# Instructions for the task:
Extract the whole listing as it stands. Do not include the pictures.

# Data records:
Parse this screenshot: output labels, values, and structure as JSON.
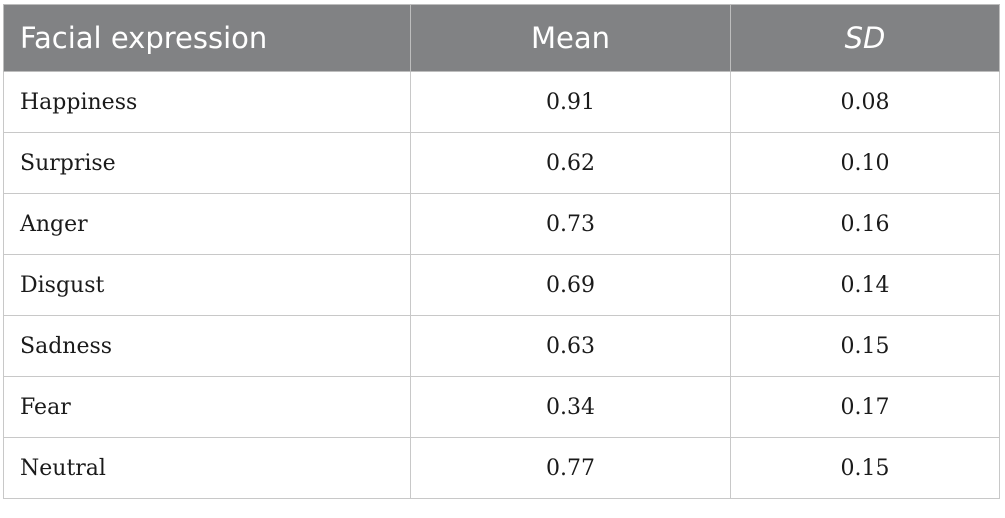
{
  "table": {
    "headers": {
      "label": "Facial expression",
      "mean": "Mean",
      "sd": "SD"
    },
    "rows": [
      {
        "expression": "Happiness",
        "mean": "0.91",
        "sd": "0.08"
      },
      {
        "expression": "Surprise",
        "mean": "0.62",
        "sd": "0.10"
      },
      {
        "expression": "Anger",
        "mean": "0.73",
        "sd": "0.16"
      },
      {
        "expression": "Disgust",
        "mean": "0.69",
        "sd": "0.14"
      },
      {
        "expression": "Sadness",
        "mean": "0.63",
        "sd": "0.15"
      },
      {
        "expression": "Fear",
        "mean": "0.34",
        "sd": "0.17"
      },
      {
        "expression": "Neutral",
        "mean": "0.77",
        "sd": "0.15"
      }
    ]
  },
  "colors": {
    "header_background": "#818284",
    "header_text": "#ffffff",
    "grid_lines": "#c8c8c8"
  }
}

# The result:
Parse this screenshot: output labels, values, and structure as JSON.
{
  "table": {
    "headers": {
      "label": "Facial expression",
      "mean": "Mean",
      "sd": "SD"
    },
    "rows": [
      {
        "expression": "Happiness",
        "mean": "0.91",
        "sd": "0.08"
      },
      {
        "expression": "Surprise",
        "mean": "0.62",
        "sd": "0.10"
      },
      {
        "expression": "Anger",
        "mean": "0.73",
        "sd": "0.16"
      },
      {
        "expression": "Disgust",
        "mean": "0.69",
        "sd": "0.14"
      },
      {
        "expression": "Sadness",
        "mean": "0.63",
        "sd": "0.15"
      },
      {
        "expression": "Fear",
        "mean": "0.34",
        "sd": "0.17"
      },
      {
        "expression": "Neutral",
        "mean": "0.77",
        "sd": "0.15"
      }
    ]
  },
  "colors": {
    "header_background": "#818284",
    "header_text": "#ffffff",
    "grid_lines": "#c8c8c8"
  }
}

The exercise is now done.